What is required:
Copy each line with the word "text" in it.

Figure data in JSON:
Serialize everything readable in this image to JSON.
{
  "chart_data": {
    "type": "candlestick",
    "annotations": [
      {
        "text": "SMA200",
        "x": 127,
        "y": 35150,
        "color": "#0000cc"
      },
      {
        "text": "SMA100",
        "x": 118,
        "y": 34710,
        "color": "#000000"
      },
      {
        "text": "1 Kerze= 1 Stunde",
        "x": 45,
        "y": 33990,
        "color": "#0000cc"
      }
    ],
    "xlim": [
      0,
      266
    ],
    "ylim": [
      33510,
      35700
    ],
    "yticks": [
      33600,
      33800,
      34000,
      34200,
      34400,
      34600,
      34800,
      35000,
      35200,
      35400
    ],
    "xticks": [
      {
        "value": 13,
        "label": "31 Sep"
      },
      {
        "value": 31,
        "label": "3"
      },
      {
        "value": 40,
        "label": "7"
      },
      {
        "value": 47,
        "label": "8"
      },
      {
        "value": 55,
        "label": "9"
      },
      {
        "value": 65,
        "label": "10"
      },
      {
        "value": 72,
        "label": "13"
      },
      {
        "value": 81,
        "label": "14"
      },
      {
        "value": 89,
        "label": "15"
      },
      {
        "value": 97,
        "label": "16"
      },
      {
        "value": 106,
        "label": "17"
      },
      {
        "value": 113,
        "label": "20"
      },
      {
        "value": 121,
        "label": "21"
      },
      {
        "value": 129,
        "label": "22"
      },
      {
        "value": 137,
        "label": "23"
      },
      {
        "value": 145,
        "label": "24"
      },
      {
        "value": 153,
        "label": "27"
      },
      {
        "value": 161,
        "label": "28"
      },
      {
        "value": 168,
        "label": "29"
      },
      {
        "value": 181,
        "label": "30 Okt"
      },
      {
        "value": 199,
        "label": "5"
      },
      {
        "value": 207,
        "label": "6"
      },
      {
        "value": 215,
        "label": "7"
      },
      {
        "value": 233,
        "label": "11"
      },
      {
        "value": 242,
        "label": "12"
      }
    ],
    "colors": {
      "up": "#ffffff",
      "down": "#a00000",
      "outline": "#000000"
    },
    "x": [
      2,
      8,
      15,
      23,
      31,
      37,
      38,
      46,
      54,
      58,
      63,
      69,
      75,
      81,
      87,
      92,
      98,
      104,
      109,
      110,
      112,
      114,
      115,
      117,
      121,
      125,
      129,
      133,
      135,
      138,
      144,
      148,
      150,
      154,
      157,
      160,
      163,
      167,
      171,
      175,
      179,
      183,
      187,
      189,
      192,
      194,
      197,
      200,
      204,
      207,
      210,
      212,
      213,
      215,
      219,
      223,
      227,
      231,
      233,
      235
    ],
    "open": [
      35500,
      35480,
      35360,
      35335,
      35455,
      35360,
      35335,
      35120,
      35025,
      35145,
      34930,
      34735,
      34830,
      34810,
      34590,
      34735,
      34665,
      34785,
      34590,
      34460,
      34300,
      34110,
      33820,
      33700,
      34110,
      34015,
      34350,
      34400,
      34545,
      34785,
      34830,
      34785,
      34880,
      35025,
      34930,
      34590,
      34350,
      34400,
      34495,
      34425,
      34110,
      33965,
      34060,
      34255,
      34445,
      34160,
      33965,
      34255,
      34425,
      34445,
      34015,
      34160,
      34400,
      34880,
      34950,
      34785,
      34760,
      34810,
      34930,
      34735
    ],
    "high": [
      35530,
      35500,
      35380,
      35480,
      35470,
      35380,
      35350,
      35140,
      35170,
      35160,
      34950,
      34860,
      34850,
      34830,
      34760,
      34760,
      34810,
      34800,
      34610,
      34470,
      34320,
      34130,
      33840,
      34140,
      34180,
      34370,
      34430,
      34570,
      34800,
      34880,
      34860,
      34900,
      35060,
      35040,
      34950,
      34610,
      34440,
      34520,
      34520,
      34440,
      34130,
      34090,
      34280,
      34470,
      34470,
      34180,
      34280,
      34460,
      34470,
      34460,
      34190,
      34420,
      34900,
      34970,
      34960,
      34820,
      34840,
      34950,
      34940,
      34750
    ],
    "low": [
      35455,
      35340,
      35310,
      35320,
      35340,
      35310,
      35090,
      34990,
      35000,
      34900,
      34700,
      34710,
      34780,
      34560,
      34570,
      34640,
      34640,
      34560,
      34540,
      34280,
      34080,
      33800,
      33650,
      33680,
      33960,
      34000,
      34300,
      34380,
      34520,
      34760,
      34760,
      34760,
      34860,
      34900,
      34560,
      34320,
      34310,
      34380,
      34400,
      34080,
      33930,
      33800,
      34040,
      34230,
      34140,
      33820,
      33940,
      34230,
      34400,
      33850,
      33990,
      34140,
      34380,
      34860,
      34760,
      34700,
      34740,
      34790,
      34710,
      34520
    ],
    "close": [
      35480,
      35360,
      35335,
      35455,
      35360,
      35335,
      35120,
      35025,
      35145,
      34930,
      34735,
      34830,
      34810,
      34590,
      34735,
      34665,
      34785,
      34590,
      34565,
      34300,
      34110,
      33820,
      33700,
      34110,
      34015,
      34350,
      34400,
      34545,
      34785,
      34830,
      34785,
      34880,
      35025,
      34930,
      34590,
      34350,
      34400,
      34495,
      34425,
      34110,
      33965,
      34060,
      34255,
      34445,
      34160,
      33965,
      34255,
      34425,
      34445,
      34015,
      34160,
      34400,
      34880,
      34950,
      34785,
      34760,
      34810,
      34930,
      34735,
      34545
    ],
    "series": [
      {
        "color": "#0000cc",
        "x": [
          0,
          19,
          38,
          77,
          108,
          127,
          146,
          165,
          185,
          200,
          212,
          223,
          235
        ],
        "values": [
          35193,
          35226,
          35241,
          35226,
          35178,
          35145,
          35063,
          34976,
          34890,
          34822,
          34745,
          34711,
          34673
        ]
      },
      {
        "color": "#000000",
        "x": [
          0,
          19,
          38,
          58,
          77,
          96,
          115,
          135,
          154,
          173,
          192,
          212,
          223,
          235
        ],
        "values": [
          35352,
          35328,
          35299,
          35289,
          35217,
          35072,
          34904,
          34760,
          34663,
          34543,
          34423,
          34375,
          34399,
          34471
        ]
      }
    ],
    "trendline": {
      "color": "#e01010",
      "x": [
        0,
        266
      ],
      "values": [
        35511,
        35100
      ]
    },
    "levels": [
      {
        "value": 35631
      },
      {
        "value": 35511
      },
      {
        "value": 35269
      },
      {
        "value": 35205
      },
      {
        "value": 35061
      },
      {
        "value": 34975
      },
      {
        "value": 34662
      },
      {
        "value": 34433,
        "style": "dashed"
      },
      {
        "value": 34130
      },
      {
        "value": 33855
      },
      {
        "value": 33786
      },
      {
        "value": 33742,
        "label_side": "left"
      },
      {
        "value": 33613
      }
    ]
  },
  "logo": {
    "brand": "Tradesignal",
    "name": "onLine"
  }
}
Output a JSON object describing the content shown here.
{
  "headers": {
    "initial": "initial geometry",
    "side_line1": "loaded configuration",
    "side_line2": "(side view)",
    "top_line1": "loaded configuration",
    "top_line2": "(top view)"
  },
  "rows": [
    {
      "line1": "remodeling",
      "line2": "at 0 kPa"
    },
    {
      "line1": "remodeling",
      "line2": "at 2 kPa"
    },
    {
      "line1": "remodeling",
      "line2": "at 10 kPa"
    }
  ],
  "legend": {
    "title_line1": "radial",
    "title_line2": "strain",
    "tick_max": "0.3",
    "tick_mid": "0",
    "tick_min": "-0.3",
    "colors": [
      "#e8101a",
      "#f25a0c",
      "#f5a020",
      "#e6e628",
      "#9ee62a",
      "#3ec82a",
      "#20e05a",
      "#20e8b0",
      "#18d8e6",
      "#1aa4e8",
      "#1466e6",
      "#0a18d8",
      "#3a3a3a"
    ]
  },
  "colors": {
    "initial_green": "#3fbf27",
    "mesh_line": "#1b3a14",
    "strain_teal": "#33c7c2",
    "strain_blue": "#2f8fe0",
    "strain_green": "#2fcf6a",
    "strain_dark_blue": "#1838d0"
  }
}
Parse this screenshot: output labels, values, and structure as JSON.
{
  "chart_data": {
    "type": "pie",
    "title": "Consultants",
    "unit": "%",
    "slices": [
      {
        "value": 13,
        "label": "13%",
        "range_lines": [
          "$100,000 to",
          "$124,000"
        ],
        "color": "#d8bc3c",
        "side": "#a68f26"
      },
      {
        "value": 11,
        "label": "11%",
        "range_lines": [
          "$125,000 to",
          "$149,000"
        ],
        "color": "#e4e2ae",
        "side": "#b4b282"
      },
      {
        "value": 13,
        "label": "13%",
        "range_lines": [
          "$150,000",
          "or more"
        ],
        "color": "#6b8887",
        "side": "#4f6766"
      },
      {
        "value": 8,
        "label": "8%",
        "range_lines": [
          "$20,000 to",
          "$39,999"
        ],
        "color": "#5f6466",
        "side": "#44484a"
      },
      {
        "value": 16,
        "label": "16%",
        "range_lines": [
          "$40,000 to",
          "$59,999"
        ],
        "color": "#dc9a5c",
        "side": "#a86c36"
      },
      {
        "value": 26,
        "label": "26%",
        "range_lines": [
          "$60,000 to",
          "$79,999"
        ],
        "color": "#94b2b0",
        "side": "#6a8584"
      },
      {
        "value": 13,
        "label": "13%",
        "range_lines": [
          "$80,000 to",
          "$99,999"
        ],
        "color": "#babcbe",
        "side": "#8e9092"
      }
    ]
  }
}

Complete answer:
        "text": "SMA200",
        "text": "SMA100",
        "text": "1 Kerze= 1 Stunde",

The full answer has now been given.